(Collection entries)
******************************

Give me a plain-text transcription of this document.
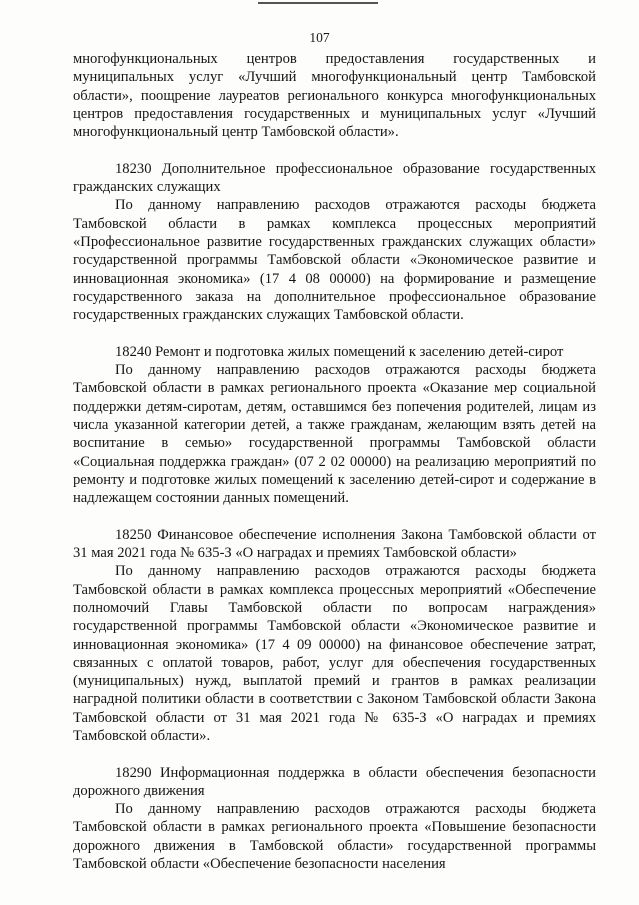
107

многофункциональных центров предоставления государственных и муниципальных услуг «Лучший многофункциональный центр Тамбовской области», поощрение лауреатов регионального конкурса многофункциональных центров предоставления государственных и муниципальных услуг «Лучший многофункциональный центр Тамбовской области».

18230 Дополнительное профессиональное образование государственных гражданских служащих

По данному направлению расходов отражаются расходы бюджета Тамбовской области в рамках комплекса процессных мероприятий «Профессиональное развитие государственных гражданских служащих области» государственной программы Тамбовской области «Экономическое развитие и инновационная экономика» (17 4 08 00000) на формирование и размещение государственного заказа на дополнительное профессиональное образование государственных гражданских служащих Тамбовской области.

18240 Ремонт и подготовка жилых помещений к заселению детей-сирот

По данному направлению расходов отражаются расходы бюджета Тамбовской области в рамках регионального проекта «Оказание мер социальной поддержки детям-сиротам, детям, оставшимся без попечения родителей, лицам из числа указанной категории детей, а также гражданам, желающим взять детей на воспитание в семью» государственной программы Тамбовской области «Социальная поддержка граждан» (07 2 02 00000) на реализацию мероприятий по ремонту и подготовке жилых помещений к заселению детей-сирот и содержание в надлежащем состоянии данных помещений.

18250 Финансовое обеспечение исполнения Закона Тамбовской области от 31 мая 2021 года № 635-З «О наградах и премиях Тамбовской области»

По данному направлению расходов отражаются расходы бюджета Тамбовской области в рамках комплекса процессных мероприятий «Обеспечение полномочий Главы Тамбовской области по вопросам награждения» государственной программы Тамбовской области «Экономическое развитие и инновационная экономика» (17 4 09 00000) на финансовое обеспечение затрат, связанных с оплатой товаров, работ, услуг для обеспечения государственных (муниципальных) нужд, выплатой премий и грантов в рамках реализации наградной политики области в соответствии с Законом Тамбовской области Закона Тамбовской области от 31 мая 2021 года № 635-З «О наградах и премиях Тамбовской области».

18290 Информационная поддержка в области обеспечения безопасности дорожного движения

По данному направлению расходов отражаются расходы бюджета Тамбовской области в рамках регионального проекта «Повышение безопасности дорожного движения в Тамбовской области» государственной программы Тамбовской области «Обеспечение безопасности населения
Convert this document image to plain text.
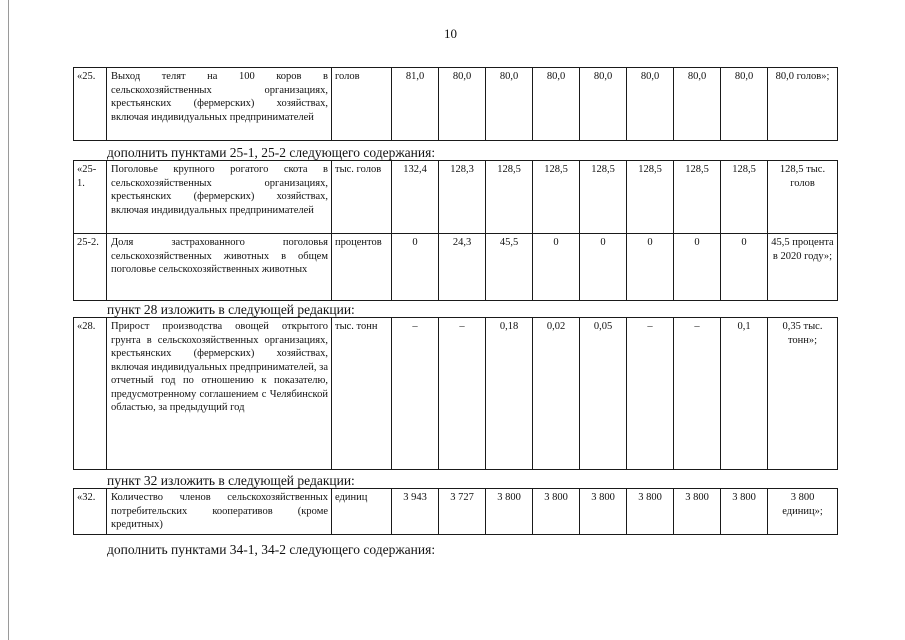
10
«25.	Выход телят на 100 коров в сельскохозяйственных организациях, крестьянских (фермерских) хозяйствах, включая индивидуальных предпринимателей	голов	81,0	80,0	80,0	80,0	80,0	80,0	80,0	80,0	80,0 голов»;
дополнить пунктами 25-1, 25-2 следующего содержания:
«25-1.	Поголовье крупного рогатого скота в сельскохозяйственных организациях, крестьянских (фермерских) хозяйствах, включая индивидуальных предпринимателей	тыс. голов	132,4	128,3	128,5	128,5	128,5	128,5	128,5	128,5	128,5 тыс. голов
25-2.	Доля застрахованного поголовья сельскохозяйственных животных в общем поголовье сельскохозяйственных животных	процентов	0	24,3	45,5	0	0	0	0	0	45,5 процента в 2020 году»;
пункт 28 изложить в следующей редакции:
«28.	Прирост производства овощей открытого грунта в сельскохозяйственных организациях, крестьянских (фермерских) хозяйствах, включая индивидуальных предпринимателей, за отчетный год по отношению к показателю, предусмотренному соглашением с Челябинской областью, за предыдущий год	тыс. тонн	–	–	0,18	0,02	0,05	–	–	0,1	0,35 тыс. тонн»;
пункт 32 изложить в следующей редакции:
«32.	Количество членов сельскохозяйственных потребительских кооперативов (кроме кредитных)	единиц	3 943	3 727	3 800	3 800	3 800	3 800	3 800	3 800	3 800 единиц»;
дополнить пунктами 34-1, 34-2 следующего содержания:
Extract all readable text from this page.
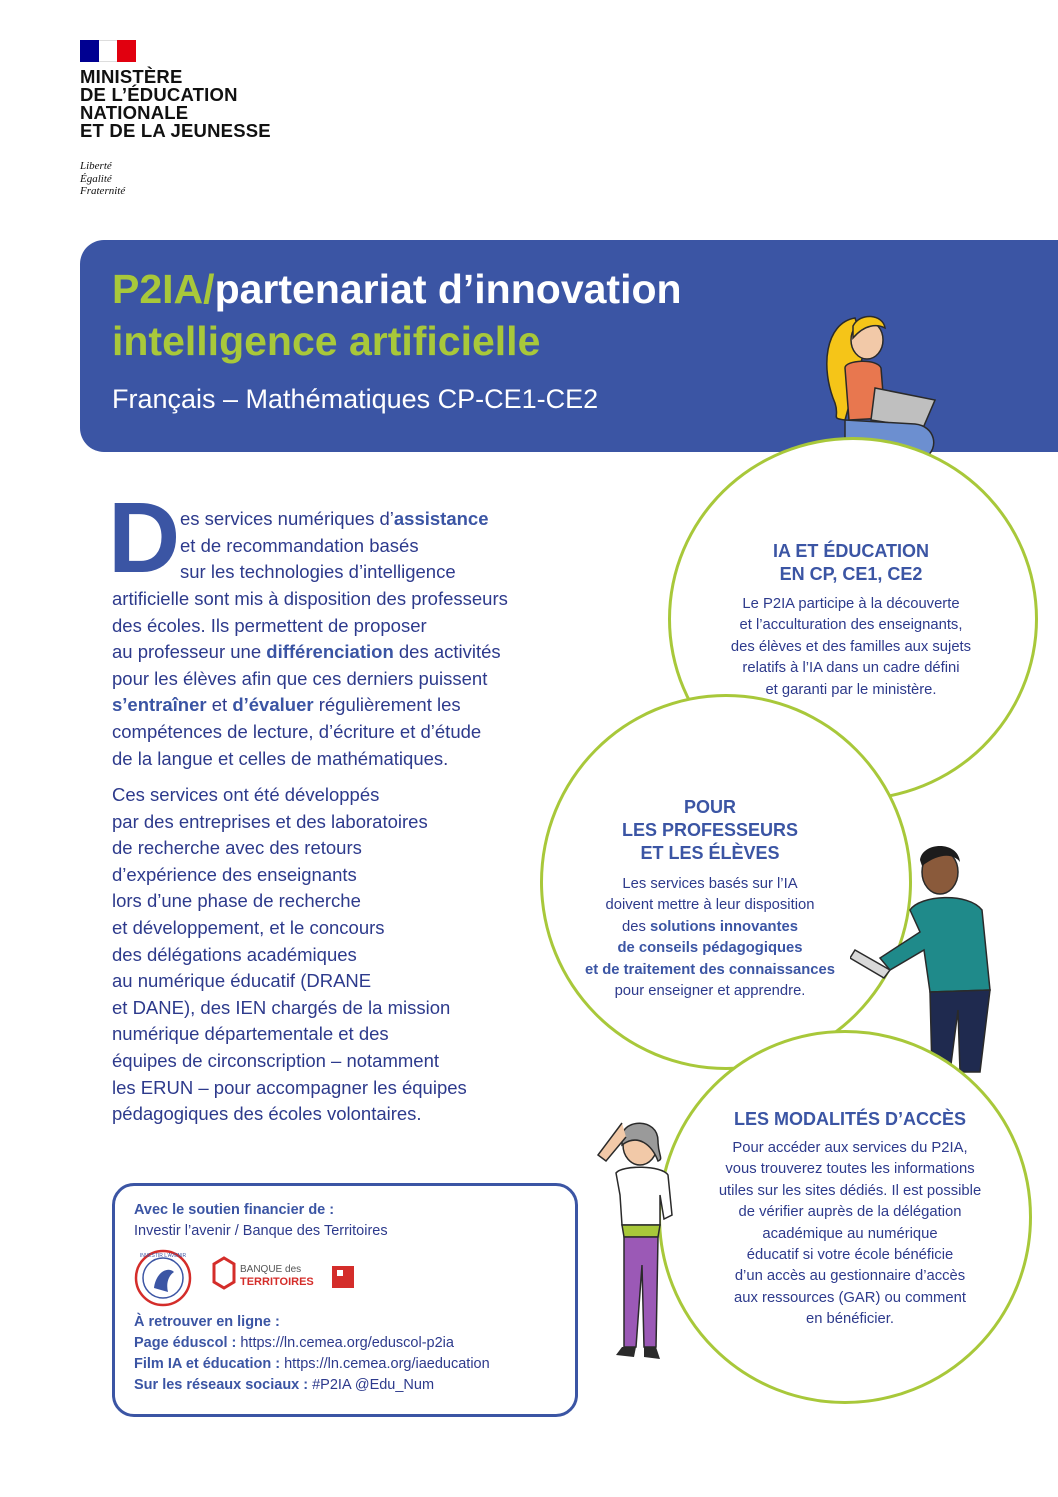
MINISTÈRE
DE L’ÉDUCATION
NATIONALE
ET DE LA JEUNESSE
Liberté
Égalité
Fraternité
P2IA/partenariat d’innovation
intelligence artificielle
Français – Mathématiques CP-CE1-CE2
D es services numériques d’assistance
et de recommandation basés
sur les technologies d’intelligence
artificielle sont mis à disposition des professeurs
des écoles. Ils permettent de proposer
au professeur une différenciation des activités
pour les élèves afin que ces derniers puissent
s’entraîner et d’évaluer régulièrement les
compétences de lecture, d’écriture et d’étude
de la langue et celles de mathématiques.
Ces services ont été développés
par des entreprises et des laboratoires
de recherche avec des retours
d’expérience des enseignants
lors d’une phase de recherche
et développement, et le concours
des délégations académiques
au numérique éducatif (DRANE
et DANE), des IEN chargés de la mission
numérique départementale et des
équipes de circonscription – notamment
les ERUN – pour accompagner les équipes
pédagogiques des écoles volontaires.
IA ET ÉDUCATION
EN CP, CE1, CE2
Le P2IA participe à la découverte
et l’acculturation des enseignants,
des élèves et des familles aux sujets
relatifs à l’IA dans un cadre défini
et garanti par le ministère.
POUR
LES PROFESSEURS
ET LES ÉLÈVES
Les services basés sur l’IA
doivent mettre à leur disposition
des solutions innovantes
de conseils pédagogiques
et de traitement des connaissances
pour enseigner et apprendre.
LES MODALITÉS D’ACCÈS
Pour accéder aux services du P2IA,
vous trouverez toutes les informations
utiles sur les sites dédiés. Il est possible
de vérifier auprès de la délégation
académique au numérique
éducatif si votre école bénéficie
d’un accès au gestionnaire d’accès
aux ressources (GAR) ou comment
en bénéficier.
Avec le soutien financier de :
Investir l’avenir / Banque des Territoires
INVESTIR L’AVENIR
BANQUE des
TERRITOIRES
À retrouver en ligne :
Page éduscol : https://ln.cemea.org/eduscol-p2ia
Film IA et éducation : https://ln.cemea.org/iaeducation
Sur les réseaux sociaux : #P2IA @Edu_Num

******************************

__WHAT TO DO__. Copy every entry exactly as written. Pictures are excluded.

__CORRECT RESULT__.
Give me a plain-text transcription of this document.
107

многофункциональных центров предоставления государственных и муниципальных услуг «Лучший многофункциональный центр Тамбовской области», поощрение лауреатов регионального конкурса многофункциональных центров предоставления государственных и муниципальных услуг «Лучший многофункциональный центр Тамбовской области».

18230 Дополнительное профессиональное образование государственных гражданских служащих

По данному направлению расходов отражаются расходы бюджета Тамбовской области в рамках комплекса процессных мероприятий «Профессиональное развитие государственных гражданских служащих области» государственной программы Тамбовской области «Экономическое развитие и инновационная экономика» (17 4 08 00000) на формирование и размещение государственного заказа на дополнительное профессиональное образование государственных гражданских служащих Тамбовской области.

18240 Ремонт и подготовка жилых помещений к заселению детей-сирот

По данному направлению расходов отражаются расходы бюджета Тамбовской области в рамках регионального проекта «Оказание мер социальной поддержки детям-сиротам, детям, оставшимся без попечения родителей, лицам из числа указанной категории детей, а также гражданам, желающим взять детей на воспитание в семью» государственной программы Тамбовской области «Социальная поддержка граждан» (07 2 02 00000) на реализацию мероприятий по ремонту и подготовке жилых помещений к заселению детей-сирот и содержание в надлежащем состоянии данных помещений.

18250 Финансовое обеспечение исполнения Закона Тамбовской области от 31 мая 2021 года № 635-З «О наградах и премиях Тамбовской области»

По данному направлению расходов отражаются расходы бюджета Тамбовской области в рамках комплекса процессных мероприятий «Обеспечение полномочий Главы Тамбовской области по вопросам награждения» государственной программы Тамбовской области «Экономическое развитие и инновационная экономика» (17 4 09 00000) на финансовое обеспечение затрат, связанных с оплатой товаров, работ, услуг для обеспечения государственных (муниципальных) нужд, выплатой премий и грантов в рамках реализации наградной политики области в соответствии с Законом Тамбовской области Закона Тамбовской области от 31 мая 2021 года № 635-З «О наградах и премиях Тамбовской области».

18290 Информационная поддержка в области обеспечения безопасности дорожного движения

По данному направлению расходов отражаются расходы бюджета Тамбовской области в рамках регионального проекта «Повышение безопасности дорожного движения в Тамбовской области» государственной программы Тамбовской области «Обеспечение безопасности населения
Convert this document image to plain text.
10
«25.	Выход телят на 100 коров в сельскохозяйственных организациях, крестьянских (фермерских) хозяйствах, включая индивидуальных предпринимателей	голов	81,0	80,0	80,0	80,0	80,0	80,0	80,0	80,0	80,0 голов»;
дополнить пунктами 25-1, 25-2 следующего содержания:
«25-1.	Поголовье крупного рогатого скота в сельскохозяйственных организациях, крестьянских (фермерских) хозяйствах, включая индивидуальных предпринимателей	тыс. голов	132,4	128,3	128,5	128,5	128,5	128,5	128,5	128,5	128,5 тыс. голов
25-2.	Доля застрахованного поголовья сельскохозяйственных животных в общем поголовье сельскохозяйственных животных	процентов	0	24,3	45,5	0	0	0	0	0	45,5 процента в 2020 году»;
пункт 28 изложить в следующей редакции:
«28.	Прирост производства овощей открытого грунта в сельскохозяйственных организациях, крестьянских (фермерских) хозяйствах, включая индивидуальных предпринимателей, за отчетный год по отношению к показателю, предусмотренному соглашением с Челябинской областью, за предыдущий год	тыс. тонн	–	–	0,18	0,02	0,05	–	–	0,1	0,35 тыс. тонн»;
пункт 32 изложить в следующей редакции:
«32.	Количество членов сельскохозяйственных потребительских кооперативов (кроме кредитных)	единиц	3 943	3 727	3 800	3 800	3 800	3 800	3 800	3 800	3 800 единиц»;
дополнить пунктами 34-1, 34-2 следующего содержания:
Extract all readable text from this page.
MINISTÈRE
DE L’ÉDUCATION
NATIONALE
ET DE LA JEUNESSE
Liberté
Égalité
Fraternité
P2IA/partenariat d’innovation
intelligence artificielle
Français – Mathématiques CP-CE1-CE2
D es services numériques d’assistance
et de recommandation basés
sur les technologies d’intelligence
artificielle sont mis à disposition des professeurs
des écoles. Ils permettent de proposer
au professeur une différenciation des activités
pour les élèves afin que ces derniers puissent
s’entraîner et d’évaluer régulièrement les
compétences de lecture, d’écriture et d’étude
de la langue et celles de mathématiques.
Ces services ont été développés
par des entreprises et des laboratoires
de recherche avec des retours
d’expérience des enseignants
lors d’une phase de recherche
et développement, et le concours
des délégations académiques
au numérique éducatif (DRANE
et DANE), des IEN chargés de la mission
numérique départementale et des
équipes de circonscription – notamment
les ERUN – pour accompagner les équipes
pédagogiques des écoles volontaires.
IA ET ÉDUCATION
EN CP, CE1, CE2
Le P2IA participe à la découverte
et l’acculturation des enseignants,
des élèves et des familles aux sujets
relatifs à l’IA dans un cadre défini
et garanti par le ministère.
POUR
LES PROFESSEURS
ET LES ÉLÈVES
Les services basés sur l’IA
doivent mettre à leur disposition
des solutions innovantes
de conseils pédagogiques
et de traitement des connaissances
pour enseigner et apprendre.
LES MODALITÉS D’ACCÈS
Pour accéder aux services du P2IA,
vous trouverez toutes les informations
utiles sur les sites dédiés. Il est possible
de vérifier auprès de la délégation
académique au numérique
éducatif si votre école bénéficie
d’un accès au gestionnaire d’accès
aux ressources (GAR) ou comment
en bénéficier.
Avec le soutien financier de :
Investir l’avenir / Banque des Territoires
INVESTIR L’AVENIR
BANQUE des
TERRITOIRES
À retrouver en ligne :
Page éduscol : https://ln.cemea.org/eduscol-p2ia
Film IA et éducation : https://ln.cemea.org/iaeducation
Sur les réseaux sociaux : #P2IA @Edu_Num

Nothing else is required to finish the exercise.